** Start DATASET CONTENT **

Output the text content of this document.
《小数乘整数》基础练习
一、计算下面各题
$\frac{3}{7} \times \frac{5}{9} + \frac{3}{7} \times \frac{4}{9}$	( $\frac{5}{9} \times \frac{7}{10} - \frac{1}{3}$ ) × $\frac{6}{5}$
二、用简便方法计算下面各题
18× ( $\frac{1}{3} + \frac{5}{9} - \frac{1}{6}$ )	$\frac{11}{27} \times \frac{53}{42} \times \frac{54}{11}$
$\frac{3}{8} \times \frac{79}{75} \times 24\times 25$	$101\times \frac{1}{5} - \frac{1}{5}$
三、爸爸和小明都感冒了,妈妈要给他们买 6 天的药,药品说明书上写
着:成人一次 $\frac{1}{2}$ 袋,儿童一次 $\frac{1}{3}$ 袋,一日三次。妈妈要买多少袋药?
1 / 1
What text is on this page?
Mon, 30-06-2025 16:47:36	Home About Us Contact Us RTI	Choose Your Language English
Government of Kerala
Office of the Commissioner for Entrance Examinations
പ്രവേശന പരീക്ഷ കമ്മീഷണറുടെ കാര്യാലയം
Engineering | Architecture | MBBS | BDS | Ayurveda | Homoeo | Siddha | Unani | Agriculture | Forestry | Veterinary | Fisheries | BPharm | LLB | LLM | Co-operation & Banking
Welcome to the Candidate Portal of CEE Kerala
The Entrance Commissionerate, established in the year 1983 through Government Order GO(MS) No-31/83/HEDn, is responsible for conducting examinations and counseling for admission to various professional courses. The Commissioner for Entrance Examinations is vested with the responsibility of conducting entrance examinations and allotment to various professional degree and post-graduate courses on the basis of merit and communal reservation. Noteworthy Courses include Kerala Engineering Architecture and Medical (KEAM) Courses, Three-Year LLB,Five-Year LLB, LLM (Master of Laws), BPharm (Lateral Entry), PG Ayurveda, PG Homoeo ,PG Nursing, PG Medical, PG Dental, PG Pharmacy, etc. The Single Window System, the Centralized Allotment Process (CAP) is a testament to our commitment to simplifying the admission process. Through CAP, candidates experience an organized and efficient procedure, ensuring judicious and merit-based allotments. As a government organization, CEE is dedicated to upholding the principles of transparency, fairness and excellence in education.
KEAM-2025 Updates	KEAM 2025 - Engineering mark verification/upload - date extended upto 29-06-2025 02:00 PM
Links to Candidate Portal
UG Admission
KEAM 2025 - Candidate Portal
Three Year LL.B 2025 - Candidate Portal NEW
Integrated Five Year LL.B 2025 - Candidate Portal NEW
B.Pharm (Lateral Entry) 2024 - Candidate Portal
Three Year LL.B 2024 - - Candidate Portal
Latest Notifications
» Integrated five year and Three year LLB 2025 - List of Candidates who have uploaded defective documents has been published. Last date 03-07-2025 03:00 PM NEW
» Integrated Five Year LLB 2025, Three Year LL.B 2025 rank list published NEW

** End DATASET CONTENT **

[OBJECTIVE]: Each line above that includes "Portal" counts once; state the total and nothing more.

[ANSWER TO THIS PROBLEM]: 7